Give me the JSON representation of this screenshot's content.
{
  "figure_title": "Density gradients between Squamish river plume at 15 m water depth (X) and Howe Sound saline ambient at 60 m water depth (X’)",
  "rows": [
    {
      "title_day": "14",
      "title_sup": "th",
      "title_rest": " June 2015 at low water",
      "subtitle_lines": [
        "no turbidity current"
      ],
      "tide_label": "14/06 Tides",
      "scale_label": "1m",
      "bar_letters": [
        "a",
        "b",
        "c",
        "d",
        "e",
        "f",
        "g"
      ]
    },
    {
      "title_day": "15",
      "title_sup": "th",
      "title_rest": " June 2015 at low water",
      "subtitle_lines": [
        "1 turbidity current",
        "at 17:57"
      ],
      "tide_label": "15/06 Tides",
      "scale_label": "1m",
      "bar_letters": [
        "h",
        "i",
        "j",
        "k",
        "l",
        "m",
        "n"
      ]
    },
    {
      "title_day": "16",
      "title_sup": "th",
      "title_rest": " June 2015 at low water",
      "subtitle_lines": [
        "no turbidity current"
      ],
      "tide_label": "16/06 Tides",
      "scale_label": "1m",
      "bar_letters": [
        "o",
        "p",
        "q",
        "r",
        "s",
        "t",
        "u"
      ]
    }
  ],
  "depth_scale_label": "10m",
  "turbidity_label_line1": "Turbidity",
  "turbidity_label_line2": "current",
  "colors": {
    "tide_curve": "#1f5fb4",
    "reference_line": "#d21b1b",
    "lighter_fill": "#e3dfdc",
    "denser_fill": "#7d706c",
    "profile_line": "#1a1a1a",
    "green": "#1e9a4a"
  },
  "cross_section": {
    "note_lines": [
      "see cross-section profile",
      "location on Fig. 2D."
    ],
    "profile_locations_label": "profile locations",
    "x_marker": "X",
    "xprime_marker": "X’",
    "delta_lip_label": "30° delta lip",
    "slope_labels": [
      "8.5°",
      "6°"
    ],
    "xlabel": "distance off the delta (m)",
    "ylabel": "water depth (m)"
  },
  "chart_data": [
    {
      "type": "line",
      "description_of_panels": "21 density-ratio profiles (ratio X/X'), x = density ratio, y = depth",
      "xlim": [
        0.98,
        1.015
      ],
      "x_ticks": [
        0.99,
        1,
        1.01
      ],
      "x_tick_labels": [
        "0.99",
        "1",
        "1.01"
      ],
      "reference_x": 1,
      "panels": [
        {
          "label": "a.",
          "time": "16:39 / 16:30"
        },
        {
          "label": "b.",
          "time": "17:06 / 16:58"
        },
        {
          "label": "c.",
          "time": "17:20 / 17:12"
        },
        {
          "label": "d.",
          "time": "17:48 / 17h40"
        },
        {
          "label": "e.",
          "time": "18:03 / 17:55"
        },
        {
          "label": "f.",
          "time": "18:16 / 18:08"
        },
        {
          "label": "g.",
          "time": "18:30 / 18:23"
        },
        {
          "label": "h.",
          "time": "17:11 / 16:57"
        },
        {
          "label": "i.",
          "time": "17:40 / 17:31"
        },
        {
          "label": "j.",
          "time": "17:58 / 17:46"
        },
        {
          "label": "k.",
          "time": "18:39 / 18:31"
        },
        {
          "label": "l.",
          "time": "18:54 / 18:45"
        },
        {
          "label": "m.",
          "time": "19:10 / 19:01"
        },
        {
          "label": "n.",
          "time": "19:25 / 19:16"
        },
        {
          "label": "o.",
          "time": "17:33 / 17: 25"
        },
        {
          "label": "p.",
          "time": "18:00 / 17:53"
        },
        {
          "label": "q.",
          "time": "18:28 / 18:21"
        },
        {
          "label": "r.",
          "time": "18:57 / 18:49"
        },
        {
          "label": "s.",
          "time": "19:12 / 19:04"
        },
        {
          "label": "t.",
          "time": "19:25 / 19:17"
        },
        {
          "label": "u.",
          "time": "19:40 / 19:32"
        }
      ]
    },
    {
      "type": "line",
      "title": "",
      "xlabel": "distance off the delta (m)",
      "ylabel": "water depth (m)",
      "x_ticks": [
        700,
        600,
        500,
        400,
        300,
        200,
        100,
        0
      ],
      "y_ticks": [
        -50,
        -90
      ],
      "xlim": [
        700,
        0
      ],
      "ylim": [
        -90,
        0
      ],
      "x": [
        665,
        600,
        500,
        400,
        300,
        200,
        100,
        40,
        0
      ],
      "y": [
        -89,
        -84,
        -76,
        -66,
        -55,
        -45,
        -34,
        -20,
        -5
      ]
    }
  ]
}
* * * *
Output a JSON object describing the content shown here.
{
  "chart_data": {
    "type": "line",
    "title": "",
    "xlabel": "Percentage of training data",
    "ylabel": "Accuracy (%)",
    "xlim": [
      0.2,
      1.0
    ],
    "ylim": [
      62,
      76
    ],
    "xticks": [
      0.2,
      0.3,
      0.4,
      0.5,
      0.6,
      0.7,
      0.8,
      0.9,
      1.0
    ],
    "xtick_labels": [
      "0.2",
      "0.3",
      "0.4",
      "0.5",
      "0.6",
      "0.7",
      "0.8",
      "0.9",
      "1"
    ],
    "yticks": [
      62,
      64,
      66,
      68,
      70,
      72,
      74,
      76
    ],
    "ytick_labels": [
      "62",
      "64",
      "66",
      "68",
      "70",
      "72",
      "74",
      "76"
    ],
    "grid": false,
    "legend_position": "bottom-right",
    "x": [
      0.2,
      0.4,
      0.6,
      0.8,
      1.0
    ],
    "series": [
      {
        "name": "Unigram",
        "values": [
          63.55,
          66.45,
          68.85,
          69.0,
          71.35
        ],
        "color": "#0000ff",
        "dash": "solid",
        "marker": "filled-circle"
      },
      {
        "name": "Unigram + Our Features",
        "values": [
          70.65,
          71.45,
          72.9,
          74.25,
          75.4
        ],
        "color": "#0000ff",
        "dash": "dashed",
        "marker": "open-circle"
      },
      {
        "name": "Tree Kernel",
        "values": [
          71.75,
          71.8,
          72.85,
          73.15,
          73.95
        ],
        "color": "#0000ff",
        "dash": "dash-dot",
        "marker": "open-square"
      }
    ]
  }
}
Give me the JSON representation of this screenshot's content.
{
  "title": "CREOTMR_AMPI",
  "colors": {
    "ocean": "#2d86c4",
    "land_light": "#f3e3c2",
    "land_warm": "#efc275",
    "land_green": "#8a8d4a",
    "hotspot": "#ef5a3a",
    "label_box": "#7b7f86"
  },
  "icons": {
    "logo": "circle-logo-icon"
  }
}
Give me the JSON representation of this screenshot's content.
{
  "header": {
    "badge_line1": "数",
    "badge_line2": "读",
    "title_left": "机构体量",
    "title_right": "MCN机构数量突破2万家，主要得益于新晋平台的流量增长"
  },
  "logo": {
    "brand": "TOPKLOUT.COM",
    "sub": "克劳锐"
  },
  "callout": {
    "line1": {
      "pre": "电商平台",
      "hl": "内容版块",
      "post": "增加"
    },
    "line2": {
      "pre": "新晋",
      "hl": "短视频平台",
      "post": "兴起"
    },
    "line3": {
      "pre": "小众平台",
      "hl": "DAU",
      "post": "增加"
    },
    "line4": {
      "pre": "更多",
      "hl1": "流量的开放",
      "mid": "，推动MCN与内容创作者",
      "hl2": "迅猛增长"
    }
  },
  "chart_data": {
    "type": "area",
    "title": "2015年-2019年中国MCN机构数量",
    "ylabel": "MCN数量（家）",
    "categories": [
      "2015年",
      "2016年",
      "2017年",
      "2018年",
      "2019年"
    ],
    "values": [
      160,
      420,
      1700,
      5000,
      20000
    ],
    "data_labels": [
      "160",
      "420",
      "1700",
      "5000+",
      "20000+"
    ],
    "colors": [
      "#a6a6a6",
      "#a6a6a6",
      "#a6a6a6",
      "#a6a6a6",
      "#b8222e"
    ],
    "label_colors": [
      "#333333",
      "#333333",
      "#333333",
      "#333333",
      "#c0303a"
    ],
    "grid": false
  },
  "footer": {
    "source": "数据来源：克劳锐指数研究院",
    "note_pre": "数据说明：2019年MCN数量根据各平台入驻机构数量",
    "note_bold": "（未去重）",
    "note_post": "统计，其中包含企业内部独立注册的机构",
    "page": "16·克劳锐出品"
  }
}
* * * *
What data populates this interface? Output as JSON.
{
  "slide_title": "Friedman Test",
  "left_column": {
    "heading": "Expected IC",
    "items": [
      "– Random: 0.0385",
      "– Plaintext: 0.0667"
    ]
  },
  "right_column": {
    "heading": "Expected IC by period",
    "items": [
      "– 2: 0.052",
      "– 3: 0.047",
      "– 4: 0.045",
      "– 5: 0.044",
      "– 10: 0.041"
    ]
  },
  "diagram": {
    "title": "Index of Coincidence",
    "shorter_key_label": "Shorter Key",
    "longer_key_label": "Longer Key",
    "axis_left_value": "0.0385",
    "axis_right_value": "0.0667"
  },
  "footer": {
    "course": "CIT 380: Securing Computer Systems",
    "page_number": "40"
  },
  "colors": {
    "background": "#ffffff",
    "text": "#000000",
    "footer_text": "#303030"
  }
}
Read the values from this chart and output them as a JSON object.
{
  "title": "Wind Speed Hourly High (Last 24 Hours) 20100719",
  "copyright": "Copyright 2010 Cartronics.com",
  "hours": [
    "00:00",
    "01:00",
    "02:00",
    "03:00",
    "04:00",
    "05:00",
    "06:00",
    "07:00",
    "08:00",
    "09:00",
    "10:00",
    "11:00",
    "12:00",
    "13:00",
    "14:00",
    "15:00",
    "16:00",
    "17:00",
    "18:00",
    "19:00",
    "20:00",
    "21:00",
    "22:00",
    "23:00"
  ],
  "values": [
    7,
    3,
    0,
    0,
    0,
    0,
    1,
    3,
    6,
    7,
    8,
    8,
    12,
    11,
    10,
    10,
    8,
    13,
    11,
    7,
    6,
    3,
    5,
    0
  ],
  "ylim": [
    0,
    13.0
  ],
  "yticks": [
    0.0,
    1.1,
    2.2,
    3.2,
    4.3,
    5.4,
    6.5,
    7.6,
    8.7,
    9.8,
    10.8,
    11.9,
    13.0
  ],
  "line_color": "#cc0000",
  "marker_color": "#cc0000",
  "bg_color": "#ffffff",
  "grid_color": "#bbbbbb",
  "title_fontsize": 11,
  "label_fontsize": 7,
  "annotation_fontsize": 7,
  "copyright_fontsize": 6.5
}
* * * *
TASK TO CARRY OUT> Pull out every line of the records above that contains the word "current".

CORRECT RESULT>
        "no turbidity current"
        "1 turbidity current",
        "no turbidity current"
  "turbidity_label_line2": "current",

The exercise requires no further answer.